REQUIREMENT —
Restate all the material verbatim, except for the pictures.

PROVIDED MATERIAL —
********************

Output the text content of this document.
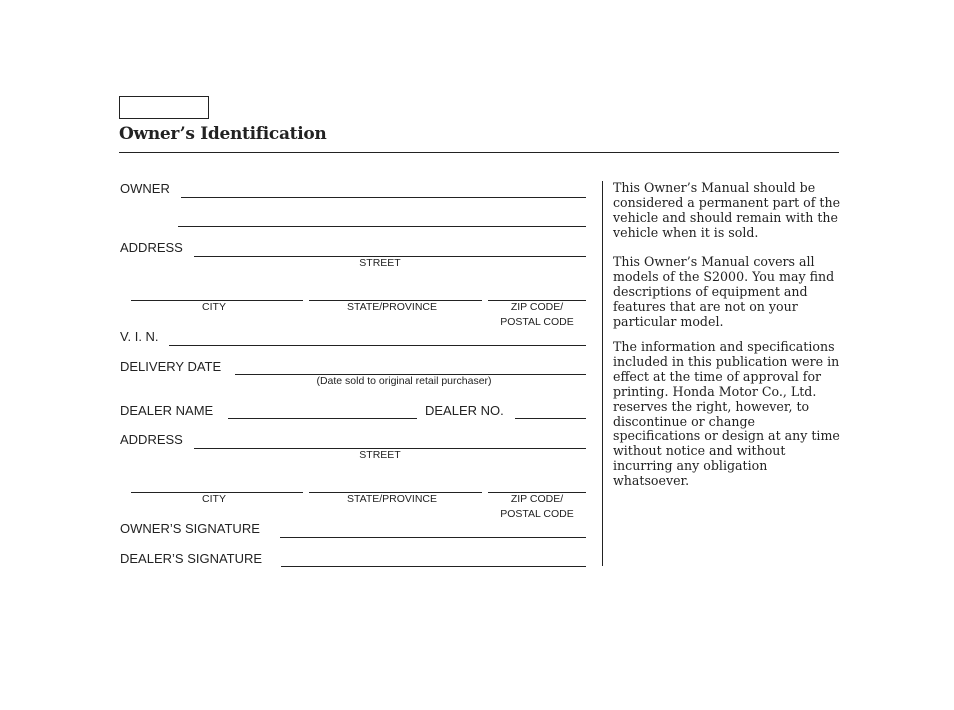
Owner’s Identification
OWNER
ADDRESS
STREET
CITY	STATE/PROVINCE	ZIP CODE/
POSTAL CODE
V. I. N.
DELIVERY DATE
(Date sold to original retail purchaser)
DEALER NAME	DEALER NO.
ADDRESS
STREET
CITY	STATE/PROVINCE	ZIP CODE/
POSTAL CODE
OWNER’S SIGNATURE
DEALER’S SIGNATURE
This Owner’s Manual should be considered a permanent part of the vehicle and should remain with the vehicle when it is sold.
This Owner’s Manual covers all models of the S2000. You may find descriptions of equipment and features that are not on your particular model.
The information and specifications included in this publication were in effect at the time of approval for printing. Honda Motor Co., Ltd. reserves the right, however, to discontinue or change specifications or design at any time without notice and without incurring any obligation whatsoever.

********************

RESPONSE BELOW —
Output the text content of this document.
Owner’s Identification
OWNER
ADDRESS
STREET
CITY	STATE/PROVINCE	ZIP CODE/
POSTAL CODE
V. I. N.
DELIVERY DATE
(Date sold to original retail purchaser)
DEALER NAME	DEALER NO.
ADDRESS
STREET
CITY	STATE/PROVINCE	ZIP CODE/
POSTAL CODE
OWNER’S SIGNATURE
DEALER’S SIGNATURE
This Owner’s Manual should be considered a permanent part of the vehicle and should remain with the vehicle when it is sold.
This Owner’s Manual covers all models of the S2000. You may find descriptions of equipment and features that are not on your particular model.
The information and specifications included in this publication were in effect at the time of approval for printing. Honda Motor Co., Ltd. reserves the right, however, to discontinue or change specifications or design at any time without notice and without incurring any obligation whatsoever.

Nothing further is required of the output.